All material below is to be reproduced exactly.

Collected data entries:
+ + + +
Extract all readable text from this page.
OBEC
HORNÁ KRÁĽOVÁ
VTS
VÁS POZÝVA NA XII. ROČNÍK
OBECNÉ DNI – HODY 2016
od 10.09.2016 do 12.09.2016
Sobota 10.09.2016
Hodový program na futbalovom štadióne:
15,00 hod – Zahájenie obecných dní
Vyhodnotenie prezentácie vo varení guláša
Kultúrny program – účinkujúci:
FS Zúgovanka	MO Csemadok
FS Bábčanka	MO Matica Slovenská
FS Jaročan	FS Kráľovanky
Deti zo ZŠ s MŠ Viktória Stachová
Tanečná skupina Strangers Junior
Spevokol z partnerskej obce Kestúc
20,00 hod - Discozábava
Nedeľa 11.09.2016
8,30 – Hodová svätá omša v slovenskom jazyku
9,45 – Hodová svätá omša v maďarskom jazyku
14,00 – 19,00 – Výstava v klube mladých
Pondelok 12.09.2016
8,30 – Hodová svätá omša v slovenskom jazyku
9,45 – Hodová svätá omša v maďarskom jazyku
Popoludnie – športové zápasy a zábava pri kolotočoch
+ + + +
● ANSWER TO THE EXERCISE
Extract all readable text from this page.
OBEC
HORNÁ KRÁĽOVÁ
VTS
VÁS POZÝVA NA XII. ROČNÍK
OBECNÉ DNI – HODY 2016
od 10.09.2016 do 12.09.2016
Sobota 10.09.2016
Hodový program na futbalovom štadióne:
15,00 hod – Zahájenie obecných dní
Vyhodnotenie prezentácie vo varení guláša
Kultúrny program – účinkujúci:
FS Zúgovanka	MO Csemadok
FS Bábčanka	MO Matica Slovenská
FS Jaročan	FS Kráľovanky
Deti zo ZŠ s MŠ Viktória Stachová
Tanečná skupina Strangers Junior
Spevokol z partnerskej obce Kestúc
20,00 hod - Discozábava
Nedeľa 11.09.2016
8,30 – Hodová svätá omša v slovenskom jazyku
9,45 – Hodová svätá omša v maďarskom jazyku
14,00 – 19,00 – Výstava v klube mladých
Pondelok 12.09.2016
8,30 – Hodová svätá omša v slovenskom jazyku
9,45 – Hodová svätá omša v maďarskom jazyku
Popoludnie – športové zápasy a zábava pri kolotočoch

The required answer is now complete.